## GIVEN TASK
Repeat the records in full and exactly, omitting pictures.

------------------------------------------------------------------------

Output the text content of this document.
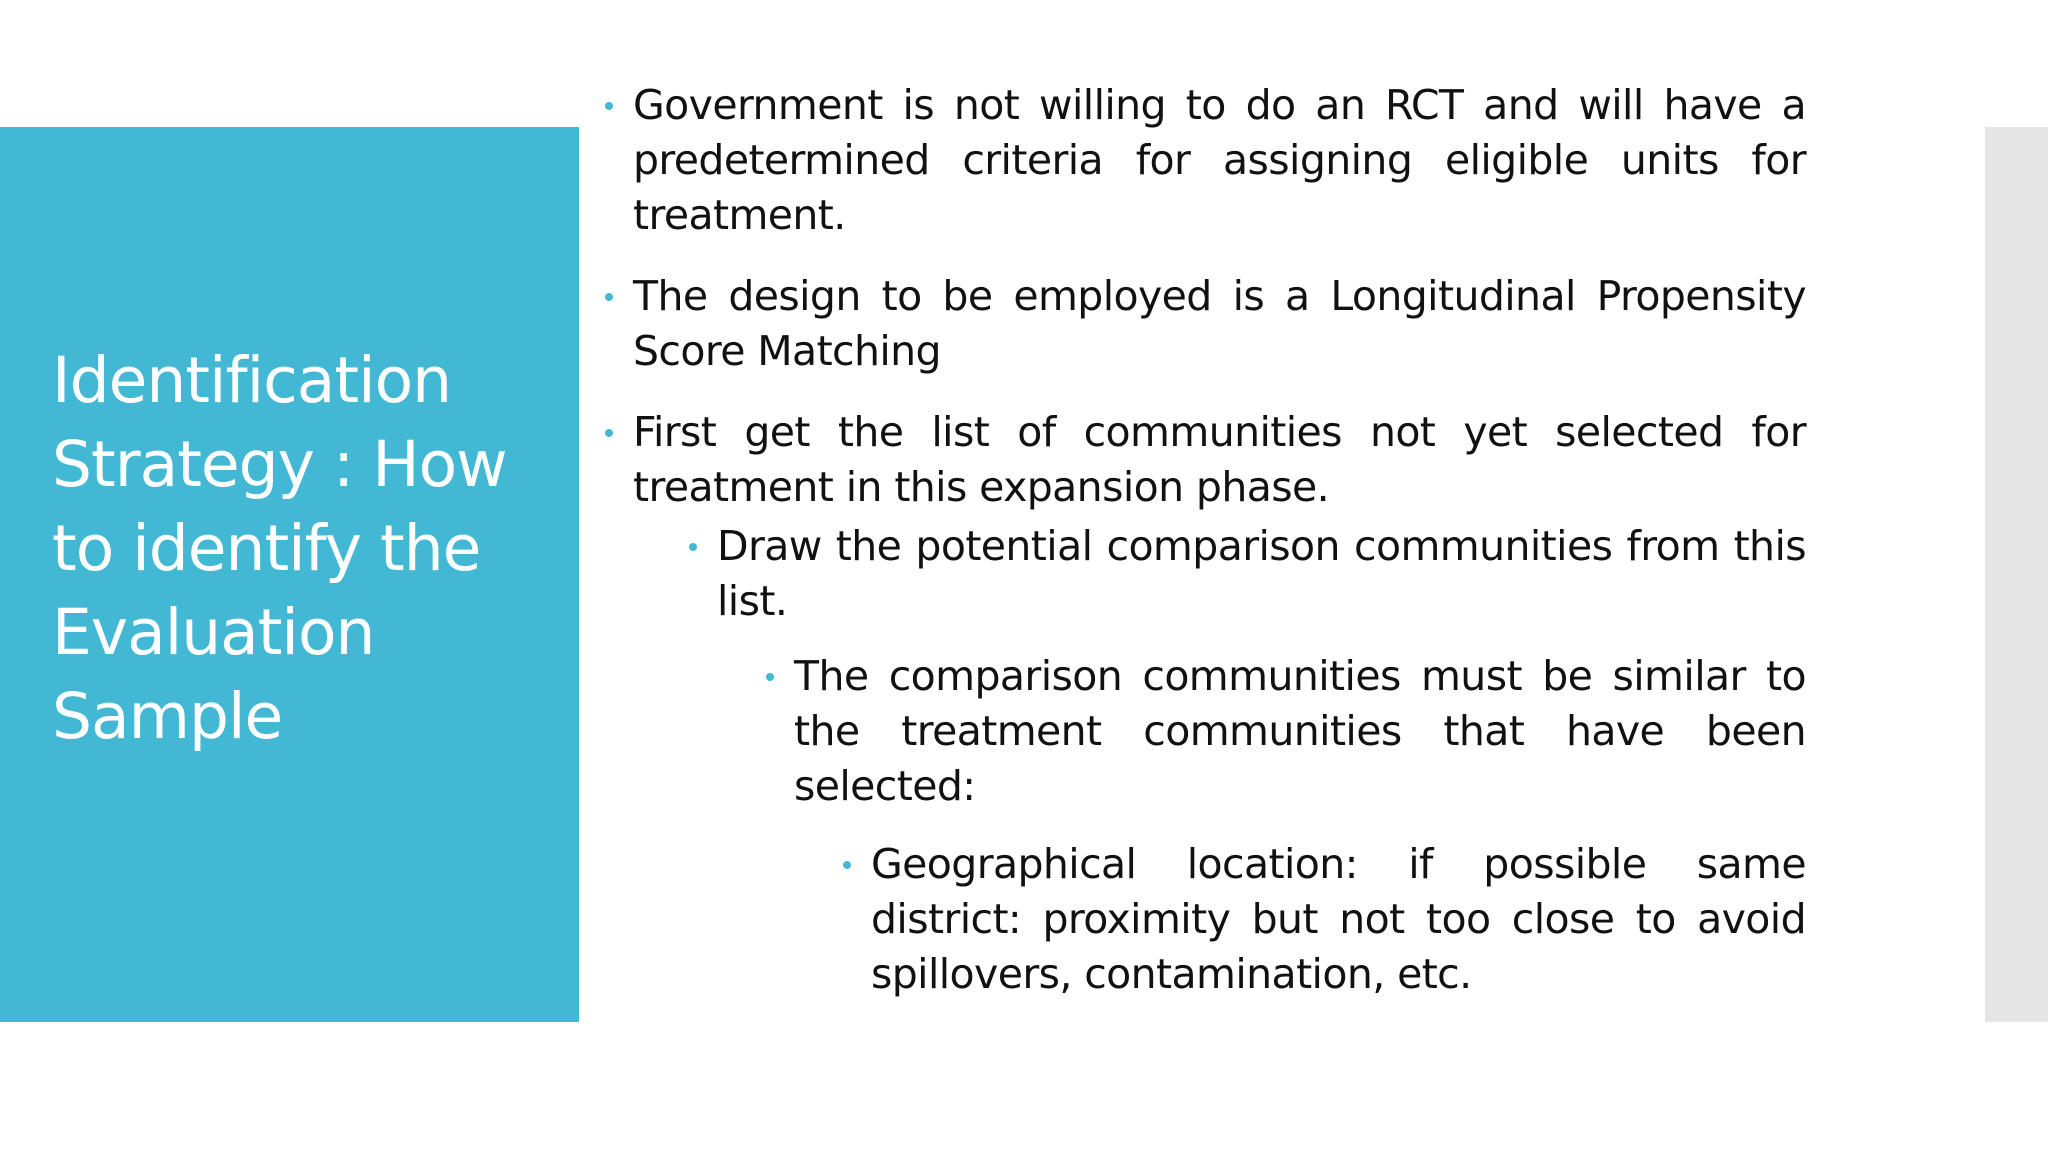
Identification Strategy : How to identify the Evaluation Sample
Government is not willing to do an RCT and will have a predetermined criteria for assigning eligible units for treatment.
The design to be employed is a Longitudinal Propensity Score Matching
First get the list of communities not yet selected for treatment in this expansion phase.
Draw the potential comparison communities from this list.
The comparison communities must be similar to the treatment communities that have been selected:
Geographical location: if possible same district: proximity but not too close to avoid spillovers, contamination, etc.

------------------------------------------------------------------------

## REPLY TO THE TASK
Output the text content of this document.
Identification Strategy : How to identify the Evaluation Sample
Government is not willing to do an RCT and will have a predetermined criteria for assigning eligible units for treatment.
The design to be employed is a Longitudinal Propensity Score Matching
First get the list of communities not yet selected for treatment in this expansion phase.
Draw the potential comparison communities from this list.
The comparison communities must be similar to the treatment communities that have been selected:
Geographical location: if possible same district: proximity but not too close to avoid spillovers, contamination, etc.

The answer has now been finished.